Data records
= = = = = = =

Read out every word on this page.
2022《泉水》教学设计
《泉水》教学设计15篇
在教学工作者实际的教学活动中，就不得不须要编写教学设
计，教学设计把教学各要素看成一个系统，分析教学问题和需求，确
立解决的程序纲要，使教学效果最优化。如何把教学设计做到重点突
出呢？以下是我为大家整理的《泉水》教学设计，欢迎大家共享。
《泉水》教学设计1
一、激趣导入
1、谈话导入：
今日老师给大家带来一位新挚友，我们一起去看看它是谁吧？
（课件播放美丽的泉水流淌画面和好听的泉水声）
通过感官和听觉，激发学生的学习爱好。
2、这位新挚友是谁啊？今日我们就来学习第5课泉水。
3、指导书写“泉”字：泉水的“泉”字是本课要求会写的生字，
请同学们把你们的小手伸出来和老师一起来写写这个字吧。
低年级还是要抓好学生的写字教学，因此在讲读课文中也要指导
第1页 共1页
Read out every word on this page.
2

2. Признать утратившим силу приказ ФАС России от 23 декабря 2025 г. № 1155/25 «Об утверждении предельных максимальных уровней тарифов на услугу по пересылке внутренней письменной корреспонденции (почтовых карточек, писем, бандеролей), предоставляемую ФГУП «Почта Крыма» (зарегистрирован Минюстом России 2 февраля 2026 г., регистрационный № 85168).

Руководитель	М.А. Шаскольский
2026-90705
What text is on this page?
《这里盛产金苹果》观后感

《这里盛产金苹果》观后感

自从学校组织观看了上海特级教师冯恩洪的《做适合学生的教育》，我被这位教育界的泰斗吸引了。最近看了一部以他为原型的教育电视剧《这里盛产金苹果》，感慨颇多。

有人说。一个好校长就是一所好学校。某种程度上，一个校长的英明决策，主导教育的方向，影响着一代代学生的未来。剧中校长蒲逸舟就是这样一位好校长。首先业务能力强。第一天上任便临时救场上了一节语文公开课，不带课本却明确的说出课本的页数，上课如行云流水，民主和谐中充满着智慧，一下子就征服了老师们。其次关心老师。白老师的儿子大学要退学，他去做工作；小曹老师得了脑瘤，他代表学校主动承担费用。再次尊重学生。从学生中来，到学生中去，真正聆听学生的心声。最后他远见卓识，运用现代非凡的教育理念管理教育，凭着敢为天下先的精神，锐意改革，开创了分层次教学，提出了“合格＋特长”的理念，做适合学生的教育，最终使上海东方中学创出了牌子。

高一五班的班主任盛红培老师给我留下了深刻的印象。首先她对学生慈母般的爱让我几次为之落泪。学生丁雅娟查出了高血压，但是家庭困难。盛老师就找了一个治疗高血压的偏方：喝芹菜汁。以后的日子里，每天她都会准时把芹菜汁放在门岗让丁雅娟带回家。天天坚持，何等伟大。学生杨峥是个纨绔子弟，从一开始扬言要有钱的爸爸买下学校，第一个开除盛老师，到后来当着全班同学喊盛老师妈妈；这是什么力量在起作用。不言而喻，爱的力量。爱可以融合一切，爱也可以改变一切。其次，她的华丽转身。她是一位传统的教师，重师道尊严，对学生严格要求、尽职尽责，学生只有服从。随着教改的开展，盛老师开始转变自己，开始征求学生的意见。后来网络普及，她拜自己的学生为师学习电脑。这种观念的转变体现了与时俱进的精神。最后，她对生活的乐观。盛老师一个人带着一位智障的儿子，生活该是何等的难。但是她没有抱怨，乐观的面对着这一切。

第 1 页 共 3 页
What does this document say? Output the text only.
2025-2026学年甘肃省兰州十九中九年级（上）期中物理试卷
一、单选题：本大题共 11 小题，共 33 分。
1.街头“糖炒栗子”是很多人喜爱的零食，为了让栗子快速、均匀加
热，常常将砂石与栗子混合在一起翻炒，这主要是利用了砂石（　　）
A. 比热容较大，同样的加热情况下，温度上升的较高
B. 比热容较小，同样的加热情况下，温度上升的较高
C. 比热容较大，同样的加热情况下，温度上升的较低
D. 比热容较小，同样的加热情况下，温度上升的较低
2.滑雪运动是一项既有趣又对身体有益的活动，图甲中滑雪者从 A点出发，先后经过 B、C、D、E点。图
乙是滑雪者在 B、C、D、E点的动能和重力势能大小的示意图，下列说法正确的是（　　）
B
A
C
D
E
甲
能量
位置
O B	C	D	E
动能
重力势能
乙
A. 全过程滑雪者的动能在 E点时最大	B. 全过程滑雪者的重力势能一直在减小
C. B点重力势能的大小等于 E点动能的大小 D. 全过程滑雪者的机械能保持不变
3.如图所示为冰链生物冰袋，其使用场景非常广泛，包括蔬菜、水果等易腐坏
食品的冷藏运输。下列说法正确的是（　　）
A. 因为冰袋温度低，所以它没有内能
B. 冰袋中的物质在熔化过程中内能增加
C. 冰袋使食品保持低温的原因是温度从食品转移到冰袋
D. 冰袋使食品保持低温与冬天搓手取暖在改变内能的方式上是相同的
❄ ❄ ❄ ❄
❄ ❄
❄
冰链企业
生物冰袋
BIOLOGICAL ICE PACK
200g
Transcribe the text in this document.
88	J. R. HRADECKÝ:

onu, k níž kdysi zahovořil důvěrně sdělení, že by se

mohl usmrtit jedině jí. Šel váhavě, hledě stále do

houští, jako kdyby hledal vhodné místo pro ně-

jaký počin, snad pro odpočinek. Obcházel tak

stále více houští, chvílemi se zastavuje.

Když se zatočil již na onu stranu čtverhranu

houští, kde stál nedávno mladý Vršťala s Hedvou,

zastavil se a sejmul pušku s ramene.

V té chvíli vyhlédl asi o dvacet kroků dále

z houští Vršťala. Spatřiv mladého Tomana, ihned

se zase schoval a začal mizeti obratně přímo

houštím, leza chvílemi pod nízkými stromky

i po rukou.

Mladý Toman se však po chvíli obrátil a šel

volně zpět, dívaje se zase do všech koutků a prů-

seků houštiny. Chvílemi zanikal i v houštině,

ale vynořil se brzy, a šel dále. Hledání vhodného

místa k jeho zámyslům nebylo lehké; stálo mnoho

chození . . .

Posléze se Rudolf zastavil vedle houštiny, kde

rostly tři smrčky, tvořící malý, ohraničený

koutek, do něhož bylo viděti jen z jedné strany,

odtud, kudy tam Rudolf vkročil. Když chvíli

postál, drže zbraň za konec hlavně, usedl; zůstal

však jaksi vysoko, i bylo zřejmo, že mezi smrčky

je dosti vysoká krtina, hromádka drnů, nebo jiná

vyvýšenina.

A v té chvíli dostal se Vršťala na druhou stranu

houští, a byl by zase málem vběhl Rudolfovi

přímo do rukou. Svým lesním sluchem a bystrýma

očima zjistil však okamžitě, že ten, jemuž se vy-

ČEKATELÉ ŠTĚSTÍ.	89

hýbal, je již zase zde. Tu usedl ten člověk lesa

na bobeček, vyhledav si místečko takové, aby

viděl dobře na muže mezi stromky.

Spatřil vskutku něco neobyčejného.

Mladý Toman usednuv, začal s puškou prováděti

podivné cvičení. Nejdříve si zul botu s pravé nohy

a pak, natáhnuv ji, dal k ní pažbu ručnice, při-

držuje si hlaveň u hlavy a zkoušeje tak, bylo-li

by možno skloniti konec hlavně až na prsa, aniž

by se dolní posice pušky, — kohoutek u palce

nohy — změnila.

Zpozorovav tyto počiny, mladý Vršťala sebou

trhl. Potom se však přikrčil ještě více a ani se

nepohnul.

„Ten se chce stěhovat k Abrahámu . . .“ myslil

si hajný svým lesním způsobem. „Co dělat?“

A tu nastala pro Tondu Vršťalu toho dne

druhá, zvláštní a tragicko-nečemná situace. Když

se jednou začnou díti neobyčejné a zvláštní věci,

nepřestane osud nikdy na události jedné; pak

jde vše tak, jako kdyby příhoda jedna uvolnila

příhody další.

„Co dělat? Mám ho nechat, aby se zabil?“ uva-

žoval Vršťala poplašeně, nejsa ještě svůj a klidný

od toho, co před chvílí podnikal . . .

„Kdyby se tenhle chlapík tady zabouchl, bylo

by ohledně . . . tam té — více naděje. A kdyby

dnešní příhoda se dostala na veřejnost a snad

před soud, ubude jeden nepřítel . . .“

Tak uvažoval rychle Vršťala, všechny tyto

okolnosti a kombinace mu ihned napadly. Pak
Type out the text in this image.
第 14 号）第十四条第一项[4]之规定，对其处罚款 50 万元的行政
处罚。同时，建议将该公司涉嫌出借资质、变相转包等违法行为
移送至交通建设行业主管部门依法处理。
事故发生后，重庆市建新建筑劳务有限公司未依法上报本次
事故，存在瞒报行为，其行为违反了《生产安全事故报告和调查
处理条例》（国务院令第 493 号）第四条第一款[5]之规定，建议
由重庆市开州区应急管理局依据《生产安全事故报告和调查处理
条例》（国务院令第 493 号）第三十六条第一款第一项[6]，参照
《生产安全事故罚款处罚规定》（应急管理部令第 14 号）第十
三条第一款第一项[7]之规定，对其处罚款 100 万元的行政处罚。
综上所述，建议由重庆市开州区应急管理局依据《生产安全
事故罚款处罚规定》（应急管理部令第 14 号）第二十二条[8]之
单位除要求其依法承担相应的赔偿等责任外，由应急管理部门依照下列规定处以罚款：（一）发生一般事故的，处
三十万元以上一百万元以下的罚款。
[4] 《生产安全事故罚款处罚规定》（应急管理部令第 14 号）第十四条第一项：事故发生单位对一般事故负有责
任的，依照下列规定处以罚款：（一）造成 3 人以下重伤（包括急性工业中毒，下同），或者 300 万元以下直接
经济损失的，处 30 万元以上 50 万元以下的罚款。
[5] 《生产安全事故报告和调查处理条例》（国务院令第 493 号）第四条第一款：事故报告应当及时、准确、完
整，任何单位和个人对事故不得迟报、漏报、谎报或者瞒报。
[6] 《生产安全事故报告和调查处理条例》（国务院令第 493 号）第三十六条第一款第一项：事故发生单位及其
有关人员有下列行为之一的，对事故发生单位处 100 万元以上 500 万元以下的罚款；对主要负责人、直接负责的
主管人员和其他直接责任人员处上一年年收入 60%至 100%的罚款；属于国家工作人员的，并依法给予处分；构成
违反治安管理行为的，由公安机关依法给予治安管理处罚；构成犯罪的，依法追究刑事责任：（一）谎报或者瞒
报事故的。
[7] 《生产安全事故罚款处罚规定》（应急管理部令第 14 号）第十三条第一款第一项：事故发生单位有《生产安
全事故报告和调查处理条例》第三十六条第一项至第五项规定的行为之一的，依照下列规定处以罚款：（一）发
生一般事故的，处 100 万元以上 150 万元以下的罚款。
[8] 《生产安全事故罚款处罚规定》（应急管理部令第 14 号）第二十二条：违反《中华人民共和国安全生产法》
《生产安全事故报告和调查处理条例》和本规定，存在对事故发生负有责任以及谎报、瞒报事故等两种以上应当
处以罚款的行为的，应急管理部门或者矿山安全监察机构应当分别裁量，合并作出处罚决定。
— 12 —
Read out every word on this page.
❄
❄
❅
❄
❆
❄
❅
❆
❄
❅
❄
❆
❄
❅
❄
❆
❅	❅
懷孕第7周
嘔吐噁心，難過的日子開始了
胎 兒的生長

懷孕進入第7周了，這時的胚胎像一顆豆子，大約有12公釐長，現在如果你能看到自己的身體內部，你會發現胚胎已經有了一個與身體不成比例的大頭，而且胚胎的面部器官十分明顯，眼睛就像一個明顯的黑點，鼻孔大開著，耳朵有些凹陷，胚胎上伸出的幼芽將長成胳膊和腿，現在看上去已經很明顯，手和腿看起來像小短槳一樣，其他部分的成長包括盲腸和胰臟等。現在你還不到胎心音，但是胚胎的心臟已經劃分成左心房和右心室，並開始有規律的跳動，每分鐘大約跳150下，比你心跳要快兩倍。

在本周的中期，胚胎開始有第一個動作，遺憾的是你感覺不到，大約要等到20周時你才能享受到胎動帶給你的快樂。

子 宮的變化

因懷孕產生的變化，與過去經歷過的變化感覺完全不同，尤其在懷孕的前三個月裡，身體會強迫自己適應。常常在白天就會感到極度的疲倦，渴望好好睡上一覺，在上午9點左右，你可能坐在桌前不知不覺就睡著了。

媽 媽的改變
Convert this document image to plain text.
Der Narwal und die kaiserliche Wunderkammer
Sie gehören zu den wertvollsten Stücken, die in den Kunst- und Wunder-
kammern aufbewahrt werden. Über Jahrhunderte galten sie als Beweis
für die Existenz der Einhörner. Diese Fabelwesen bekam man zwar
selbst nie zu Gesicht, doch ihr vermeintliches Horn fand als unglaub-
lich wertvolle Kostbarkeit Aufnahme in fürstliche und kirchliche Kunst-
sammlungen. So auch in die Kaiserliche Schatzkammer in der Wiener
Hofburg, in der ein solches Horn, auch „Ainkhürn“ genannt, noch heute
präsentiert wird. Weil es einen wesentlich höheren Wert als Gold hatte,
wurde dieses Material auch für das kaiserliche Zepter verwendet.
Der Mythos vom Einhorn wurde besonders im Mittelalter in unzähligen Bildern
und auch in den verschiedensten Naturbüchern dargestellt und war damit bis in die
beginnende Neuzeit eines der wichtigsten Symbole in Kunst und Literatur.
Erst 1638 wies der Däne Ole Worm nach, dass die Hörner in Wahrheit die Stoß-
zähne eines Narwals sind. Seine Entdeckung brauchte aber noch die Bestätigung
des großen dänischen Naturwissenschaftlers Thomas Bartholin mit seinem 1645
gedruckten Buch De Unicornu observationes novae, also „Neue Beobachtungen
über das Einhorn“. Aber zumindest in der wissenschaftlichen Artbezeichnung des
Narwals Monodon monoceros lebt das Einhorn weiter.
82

= = = = = = =

_WRITTEN TASK_: Of all the lines above, how many contain "text"? Give the number and nothing more.

_THE COMPLETED TASK_: 5